Description of the task
Pictures aside, write out every record exactly as it appears.

(begin)

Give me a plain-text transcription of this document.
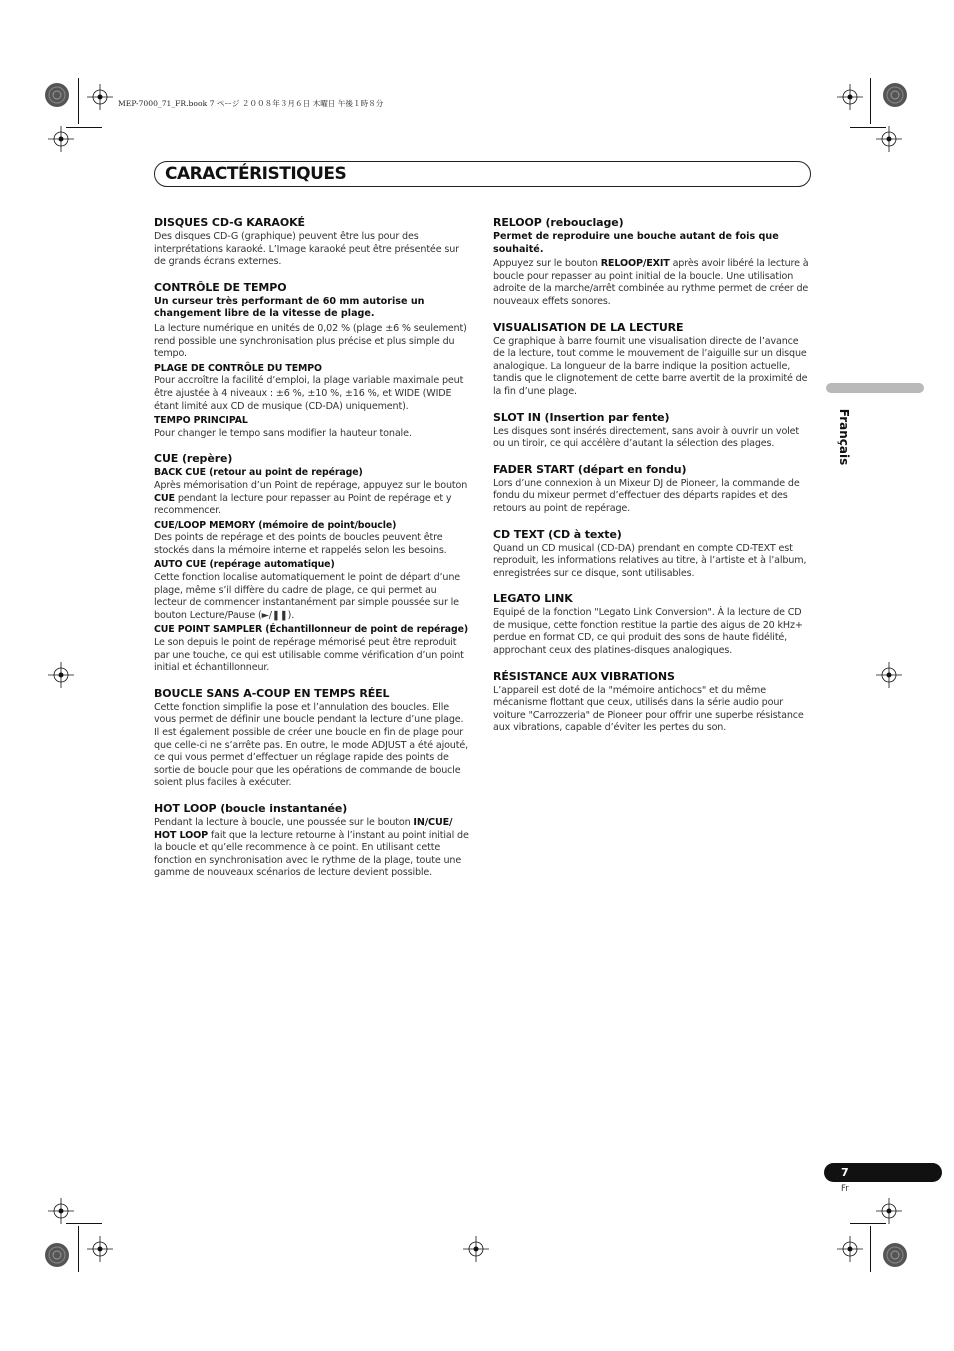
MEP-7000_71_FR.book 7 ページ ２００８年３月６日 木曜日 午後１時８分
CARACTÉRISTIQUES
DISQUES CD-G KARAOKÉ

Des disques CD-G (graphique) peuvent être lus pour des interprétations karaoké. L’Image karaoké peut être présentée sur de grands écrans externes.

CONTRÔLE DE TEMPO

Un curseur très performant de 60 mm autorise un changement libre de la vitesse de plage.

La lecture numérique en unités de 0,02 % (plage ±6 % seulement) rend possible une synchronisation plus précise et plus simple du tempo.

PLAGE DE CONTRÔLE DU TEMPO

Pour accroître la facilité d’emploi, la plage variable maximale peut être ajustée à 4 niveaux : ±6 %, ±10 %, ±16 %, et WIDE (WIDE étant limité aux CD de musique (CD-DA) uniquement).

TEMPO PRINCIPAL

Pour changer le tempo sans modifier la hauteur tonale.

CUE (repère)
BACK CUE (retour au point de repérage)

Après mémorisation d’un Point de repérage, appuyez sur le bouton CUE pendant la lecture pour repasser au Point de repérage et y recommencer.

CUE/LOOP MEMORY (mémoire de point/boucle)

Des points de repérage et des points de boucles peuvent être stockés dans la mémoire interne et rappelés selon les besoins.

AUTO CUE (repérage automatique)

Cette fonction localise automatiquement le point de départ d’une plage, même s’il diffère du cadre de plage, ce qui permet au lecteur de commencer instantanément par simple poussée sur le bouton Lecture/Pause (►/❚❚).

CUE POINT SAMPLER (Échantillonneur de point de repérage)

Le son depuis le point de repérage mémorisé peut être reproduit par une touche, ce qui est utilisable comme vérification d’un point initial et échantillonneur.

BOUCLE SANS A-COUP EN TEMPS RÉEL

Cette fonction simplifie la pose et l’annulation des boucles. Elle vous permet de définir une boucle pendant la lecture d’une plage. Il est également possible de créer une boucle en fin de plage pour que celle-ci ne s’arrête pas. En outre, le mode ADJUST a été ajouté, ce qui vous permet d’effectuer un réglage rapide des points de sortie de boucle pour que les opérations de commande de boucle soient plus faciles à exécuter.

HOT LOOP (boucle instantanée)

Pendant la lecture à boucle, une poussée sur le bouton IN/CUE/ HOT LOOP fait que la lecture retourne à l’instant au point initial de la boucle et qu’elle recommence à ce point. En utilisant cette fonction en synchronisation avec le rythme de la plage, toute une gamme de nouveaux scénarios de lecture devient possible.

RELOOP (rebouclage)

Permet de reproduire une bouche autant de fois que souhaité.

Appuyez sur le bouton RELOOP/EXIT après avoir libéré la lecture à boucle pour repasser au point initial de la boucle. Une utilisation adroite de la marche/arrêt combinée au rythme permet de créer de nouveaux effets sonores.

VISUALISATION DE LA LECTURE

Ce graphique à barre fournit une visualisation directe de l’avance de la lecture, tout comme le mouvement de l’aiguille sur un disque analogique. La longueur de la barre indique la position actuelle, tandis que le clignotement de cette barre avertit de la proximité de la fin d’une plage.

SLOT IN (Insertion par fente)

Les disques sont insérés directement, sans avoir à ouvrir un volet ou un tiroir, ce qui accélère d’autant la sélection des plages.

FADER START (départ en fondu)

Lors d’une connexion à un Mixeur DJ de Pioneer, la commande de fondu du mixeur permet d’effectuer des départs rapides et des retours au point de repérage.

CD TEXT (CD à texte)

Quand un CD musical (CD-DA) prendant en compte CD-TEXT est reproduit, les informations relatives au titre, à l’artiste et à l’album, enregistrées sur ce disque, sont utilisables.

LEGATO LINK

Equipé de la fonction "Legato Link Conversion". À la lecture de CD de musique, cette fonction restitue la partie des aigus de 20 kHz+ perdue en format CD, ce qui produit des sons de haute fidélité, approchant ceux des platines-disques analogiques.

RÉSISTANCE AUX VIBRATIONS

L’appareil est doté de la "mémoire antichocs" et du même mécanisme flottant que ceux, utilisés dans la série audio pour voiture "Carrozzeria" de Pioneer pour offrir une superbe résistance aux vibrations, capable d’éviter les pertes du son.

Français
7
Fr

(end)

Result of the exercise
Give me a plain-text transcription of this document.
MEP-7000_71_FR.book 7 ページ ２００８年３月６日 木曜日 午後１時８分
CARACTÉRISTIQUES
DISQUES CD-G KARAOKÉ

Des disques CD-G (graphique) peuvent être lus pour des interprétations karaoké. L’Image karaoké peut être présentée sur de grands écrans externes.

CONTRÔLE DE TEMPO

Un curseur très performant de 60 mm autorise un changement libre de la vitesse de plage.

La lecture numérique en unités de 0,02 % (plage ±6 % seulement) rend possible une synchronisation plus précise et plus simple du tempo.

PLAGE DE CONTRÔLE DU TEMPO

Pour accroître la facilité d’emploi, la plage variable maximale peut être ajustée à 4 niveaux : ±6 %, ±10 %, ±16 %, et WIDE (WIDE étant limité aux CD de musique (CD-DA) uniquement).

TEMPO PRINCIPAL

Pour changer le tempo sans modifier la hauteur tonale.

CUE (repère)
BACK CUE (retour au point de repérage)

Après mémorisation d’un Point de repérage, appuyez sur le bouton CUE pendant la lecture pour repasser au Point de repérage et y recommencer.

CUE/LOOP MEMORY (mémoire de point/boucle)

Des points de repérage et des points de boucles peuvent être stockés dans la mémoire interne et rappelés selon les besoins.

AUTO CUE (repérage automatique)

Cette fonction localise automatiquement le point de départ d’une plage, même s’il diffère du cadre de plage, ce qui permet au lecteur de commencer instantanément par simple poussée sur le bouton Lecture/Pause (►/❚❚).

CUE POINT SAMPLER (Échantillonneur de point de repérage)

Le son depuis le point de repérage mémorisé peut être reproduit par une touche, ce qui est utilisable comme vérification d’un point initial et échantillonneur.

BOUCLE SANS A-COUP EN TEMPS RÉEL

Cette fonction simplifie la pose et l’annulation des boucles. Elle vous permet de définir une boucle pendant la lecture d’une plage. Il est également possible de créer une boucle en fin de plage pour que celle-ci ne s’arrête pas. En outre, le mode ADJUST a été ajouté, ce qui vous permet d’effectuer un réglage rapide des points de sortie de boucle pour que les opérations de commande de boucle soient plus faciles à exécuter.

HOT LOOP (boucle instantanée)

Pendant la lecture à boucle, une poussée sur le bouton IN/CUE/ HOT LOOP fait que la lecture retourne à l’instant au point initial de la boucle et qu’elle recommence à ce point. En utilisant cette fonction en synchronisation avec le rythme de la plage, toute une gamme de nouveaux scénarios de lecture devient possible.

RELOOP (rebouclage)

Permet de reproduire une bouche autant de fois que souhaité.

Appuyez sur le bouton RELOOP/EXIT après avoir libéré la lecture à boucle pour repasser au point initial de la boucle. Une utilisation adroite de la marche/arrêt combinée au rythme permet de créer de nouveaux effets sonores.

VISUALISATION DE LA LECTURE

Ce graphique à barre fournit une visualisation directe de l’avance de la lecture, tout comme le mouvement de l’aiguille sur un disque analogique. La longueur de la barre indique la position actuelle, tandis que le clignotement de cette barre avertit de la proximité de la fin d’une plage.

SLOT IN (Insertion par fente)

Les disques sont insérés directement, sans avoir à ouvrir un volet ou un tiroir, ce qui accélère d’autant la sélection des plages.

FADER START (départ en fondu)

Lors d’une connexion à un Mixeur DJ de Pioneer, la commande de fondu du mixeur permet d’effectuer des départs rapides et des retours au point de repérage.

CD TEXT (CD à texte)

Quand un CD musical (CD-DA) prendant en compte CD-TEXT est reproduit, les informations relatives au titre, à l’artiste et à l’album, enregistrées sur ce disque, sont utilisables.

LEGATO LINK

Equipé de la fonction "Legato Link Conversion". À la lecture de CD de musique, cette fonction restitue la partie des aigus de 20 kHz+ perdue en format CD, ce qui produit des sons de haute fidélité, approchant ceux des platines-disques analogiques.

RÉSISTANCE AUX VIBRATIONS

L’appareil est doté de la "mémoire antichocs" et du même mécanisme flottant que ceux, utilisés dans la série audio pour voiture "Carrozzeria" de Pioneer pour offrir une superbe résistance aux vibrations, capable d’éviter les pertes du son.

Français
7
Fr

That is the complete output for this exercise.